(Dataset records)
● ● ●
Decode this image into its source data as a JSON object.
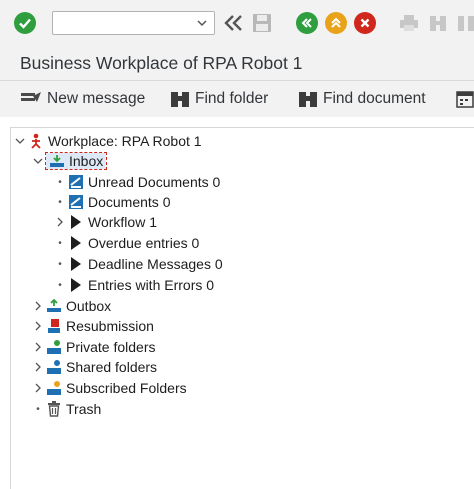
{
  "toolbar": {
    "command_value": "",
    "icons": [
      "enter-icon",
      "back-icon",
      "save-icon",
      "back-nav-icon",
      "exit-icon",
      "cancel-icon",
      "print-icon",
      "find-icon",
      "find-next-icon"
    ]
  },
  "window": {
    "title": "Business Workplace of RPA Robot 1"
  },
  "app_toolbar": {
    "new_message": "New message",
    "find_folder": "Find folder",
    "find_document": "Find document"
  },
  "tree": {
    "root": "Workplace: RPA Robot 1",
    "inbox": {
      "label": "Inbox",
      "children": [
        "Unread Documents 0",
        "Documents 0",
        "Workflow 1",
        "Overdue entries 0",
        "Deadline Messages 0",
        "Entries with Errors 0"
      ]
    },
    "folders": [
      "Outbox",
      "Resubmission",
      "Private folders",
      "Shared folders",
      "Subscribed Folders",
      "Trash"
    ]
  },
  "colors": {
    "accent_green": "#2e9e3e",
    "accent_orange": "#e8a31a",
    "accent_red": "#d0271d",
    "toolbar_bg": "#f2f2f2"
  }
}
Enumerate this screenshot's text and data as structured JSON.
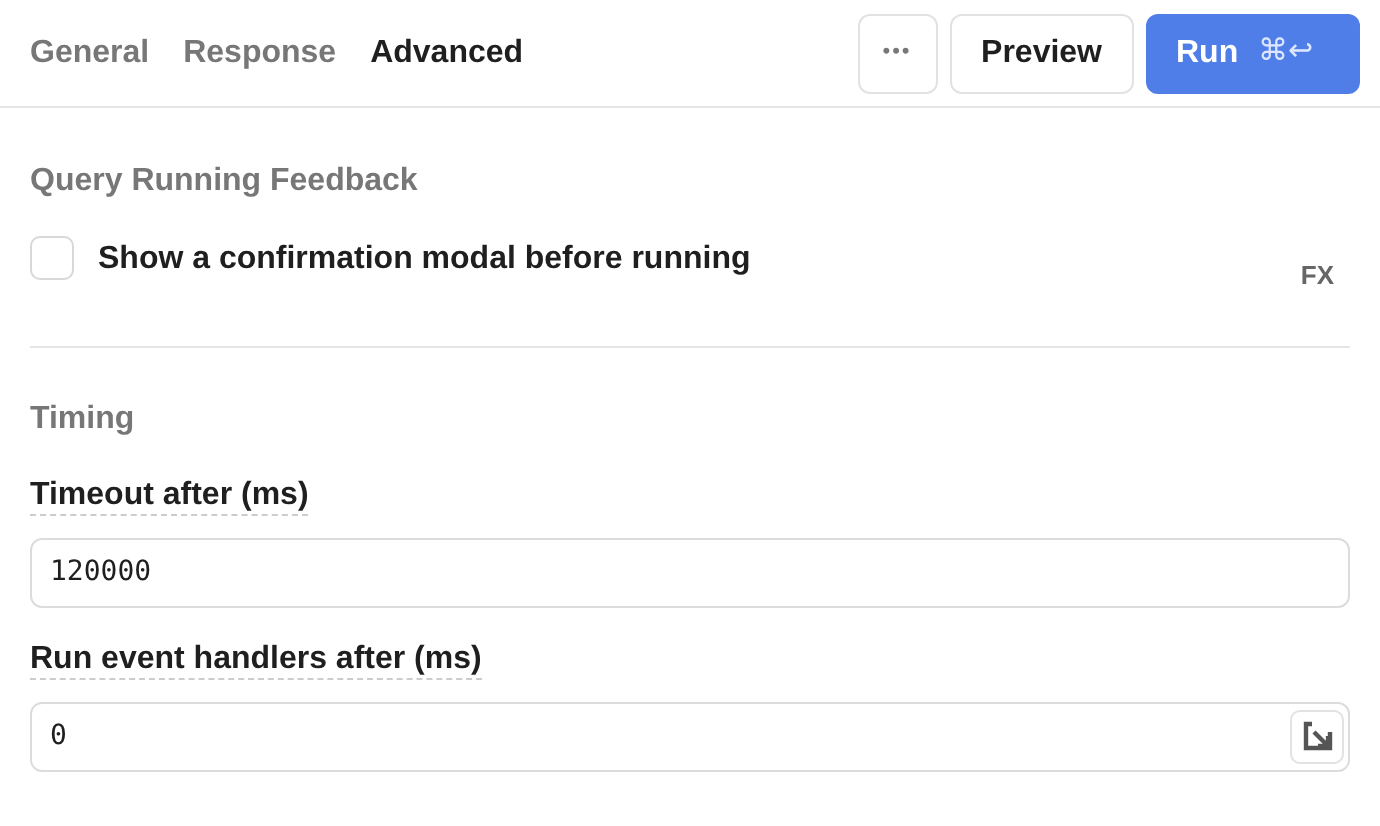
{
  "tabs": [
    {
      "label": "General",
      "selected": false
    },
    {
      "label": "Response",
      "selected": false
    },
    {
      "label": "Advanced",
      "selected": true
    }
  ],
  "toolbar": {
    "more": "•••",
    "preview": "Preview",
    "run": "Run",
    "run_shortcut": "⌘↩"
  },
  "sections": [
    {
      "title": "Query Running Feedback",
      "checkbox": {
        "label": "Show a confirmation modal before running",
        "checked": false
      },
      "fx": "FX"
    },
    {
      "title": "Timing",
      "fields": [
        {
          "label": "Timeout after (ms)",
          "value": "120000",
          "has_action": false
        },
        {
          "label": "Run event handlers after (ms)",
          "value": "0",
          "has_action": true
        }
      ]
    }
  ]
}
● ● ●
Stated task: Only the lines from the one that holds "Enumerate this screenshot's" through the end of the records above should be printed again, exactly as they are. Leave out the pictures.

Answer in full:
Enumerate this screenshot's text and data as structured JSON.
{
  "tabs": [
    {
      "label": "General",
      "selected": false
    },
    {
      "label": "Response",
      "selected": false
    },
    {
      "label": "Advanced",
      "selected": true
    }
  ],
  "toolbar": {
    "more": "•••",
    "preview": "Preview",
    "run": "Run",
    "run_shortcut": "⌘↩"
  },
  "sections": [
    {
      "title": "Query Running Feedback",
      "checkbox": {
        "label": "Show a confirmation modal before running",
        "checked": false
      },
      "fx": "FX"
    },
    {
      "title": "Timing",
      "fields": [
        {
          "label": "Timeout after (ms)",
          "value": "120000",
          "has_action": false
        },
        {
          "label": "Run event handlers after (ms)",
          "value": "0",
          "has_action": true
        }
      ]
    }
  ]
}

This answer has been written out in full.